» Material shown:
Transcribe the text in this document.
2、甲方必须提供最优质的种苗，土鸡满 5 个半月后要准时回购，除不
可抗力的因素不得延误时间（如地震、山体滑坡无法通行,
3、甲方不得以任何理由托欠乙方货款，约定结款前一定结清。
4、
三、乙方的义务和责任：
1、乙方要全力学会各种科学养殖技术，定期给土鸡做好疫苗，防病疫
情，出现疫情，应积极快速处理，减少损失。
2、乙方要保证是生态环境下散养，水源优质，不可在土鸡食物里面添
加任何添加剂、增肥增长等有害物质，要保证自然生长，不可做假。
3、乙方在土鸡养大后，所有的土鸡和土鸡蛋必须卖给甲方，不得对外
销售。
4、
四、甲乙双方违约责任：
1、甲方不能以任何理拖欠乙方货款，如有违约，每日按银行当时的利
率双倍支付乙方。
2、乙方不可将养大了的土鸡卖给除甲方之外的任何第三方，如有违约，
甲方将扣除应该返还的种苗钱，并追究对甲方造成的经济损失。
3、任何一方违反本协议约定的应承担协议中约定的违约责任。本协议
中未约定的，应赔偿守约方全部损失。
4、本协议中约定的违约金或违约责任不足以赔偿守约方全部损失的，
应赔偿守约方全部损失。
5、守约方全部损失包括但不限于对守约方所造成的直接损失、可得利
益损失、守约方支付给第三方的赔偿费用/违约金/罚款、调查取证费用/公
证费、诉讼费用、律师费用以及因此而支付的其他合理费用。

» Set exercise: Copy all of the data exactly.

» Solution:
Transcribe the text in this document.
2、甲方必须提供最优质的种苗，土鸡满 5 个半月后要准时回购，除不
可抗力的因素不得延误时间（如地震、山体滑坡无法通行,
3、甲方不得以任何理由托欠乙方货款，约定结款前一定结清。
4、
三、乙方的义务和责任：
1、乙方要全力学会各种科学养殖技术，定期给土鸡做好疫苗，防病疫
情，出现疫情，应积极快速处理，减少损失。
2、乙方要保证是生态环境下散养，水源优质，不可在土鸡食物里面添
加任何添加剂、增肥增长等有害物质，要保证自然生长，不可做假。
3、乙方在土鸡养大后，所有的土鸡和土鸡蛋必须卖给甲方，不得对外
销售。
4、
四、甲乙双方违约责任：
1、甲方不能以任何理拖欠乙方货款，如有违约，每日按银行当时的利
率双倍支付乙方。
2、乙方不可将养大了的土鸡卖给除甲方之外的任何第三方，如有违约，
甲方将扣除应该返还的种苗钱，并追究对甲方造成的经济损失。
3、任何一方违反本协议约定的应承担协议中约定的违约责任。本协议
中未约定的，应赔偿守约方全部损失。
4、本协议中约定的违约金或违约责任不足以赔偿守约方全部损失的，
应赔偿守约方全部损失。
5、守约方全部损失包括但不限于对守约方所造成的直接损失、可得利
益损失、守约方支付给第三方的赔偿费用/违约金/罚款、调查取证费用/公
证费、诉讼费用、律师费用以及因此而支付的其他合理费用。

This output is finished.